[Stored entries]

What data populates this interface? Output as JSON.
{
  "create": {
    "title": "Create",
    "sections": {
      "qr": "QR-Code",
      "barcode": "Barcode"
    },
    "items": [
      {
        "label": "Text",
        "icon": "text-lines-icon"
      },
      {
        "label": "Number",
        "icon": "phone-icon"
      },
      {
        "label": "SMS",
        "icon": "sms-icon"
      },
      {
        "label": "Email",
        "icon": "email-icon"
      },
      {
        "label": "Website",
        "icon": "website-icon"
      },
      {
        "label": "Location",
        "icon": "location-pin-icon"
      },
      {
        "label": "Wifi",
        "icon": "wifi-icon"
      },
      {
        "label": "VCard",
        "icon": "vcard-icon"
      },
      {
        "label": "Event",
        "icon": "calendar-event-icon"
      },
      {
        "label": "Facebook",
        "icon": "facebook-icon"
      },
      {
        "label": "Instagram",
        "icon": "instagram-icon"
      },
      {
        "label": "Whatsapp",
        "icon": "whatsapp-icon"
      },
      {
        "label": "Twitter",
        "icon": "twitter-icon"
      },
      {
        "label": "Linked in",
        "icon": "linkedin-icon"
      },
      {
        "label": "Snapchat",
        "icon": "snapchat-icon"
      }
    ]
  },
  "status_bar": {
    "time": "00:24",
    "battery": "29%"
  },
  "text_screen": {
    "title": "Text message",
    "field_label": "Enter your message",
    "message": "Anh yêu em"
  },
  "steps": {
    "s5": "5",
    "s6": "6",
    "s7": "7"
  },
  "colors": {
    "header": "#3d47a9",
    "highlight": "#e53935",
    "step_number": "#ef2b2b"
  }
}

### Objective
Repeat the material in full, exactly as it stands.

### The reply
What data populates this interface? Output as JSON.
{
  "create": {
    "title": "Create",
    "sections": {
      "qr": "QR-Code",
      "barcode": "Barcode"
    },
    "items": [
      {
        "label": "Text",
        "icon": "text-lines-icon"
      },
      {
        "label": "Number",
        "icon": "phone-icon"
      },
      {
        "label": "SMS",
        "icon": "sms-icon"
      },
      {
        "label": "Email",
        "icon": "email-icon"
      },
      {
        "label": "Website",
        "icon": "website-icon"
      },
      {
        "label": "Location",
        "icon": "location-pin-icon"
      },
      {
        "label": "Wifi",
        "icon": "wifi-icon"
      },
      {
        "label": "VCard",
        "icon": "vcard-icon"
      },
      {
        "label": "Event",
        "icon": "calendar-event-icon"
      },
      {
        "label": "Facebook",
        "icon": "facebook-icon"
      },
      {
        "label": "Instagram",
        "icon": "instagram-icon"
      },
      {
        "label": "Whatsapp",
        "icon": "whatsapp-icon"
      },
      {
        "label": "Twitter",
        "icon": "twitter-icon"
      },
      {
        "label": "Linked in",
        "icon": "linkedin-icon"
      },
      {
        "label": "Snapchat",
        "icon": "snapchat-icon"
      }
    ]
  },
  "status_bar": {
    "time": "00:24",
    "battery": "29%"
  },
  "text_screen": {
    "title": "Text message",
    "field_label": "Enter your message",
    "message": "Anh yêu em"
  },
  "steps": {
    "s5": "5",
    "s6": "6",
    "s7": "7"
  },
  "colors": {
    "header": "#3d47a9",
    "highlight": "#e53935",
    "step_number": "#ef2b2b"
  }
}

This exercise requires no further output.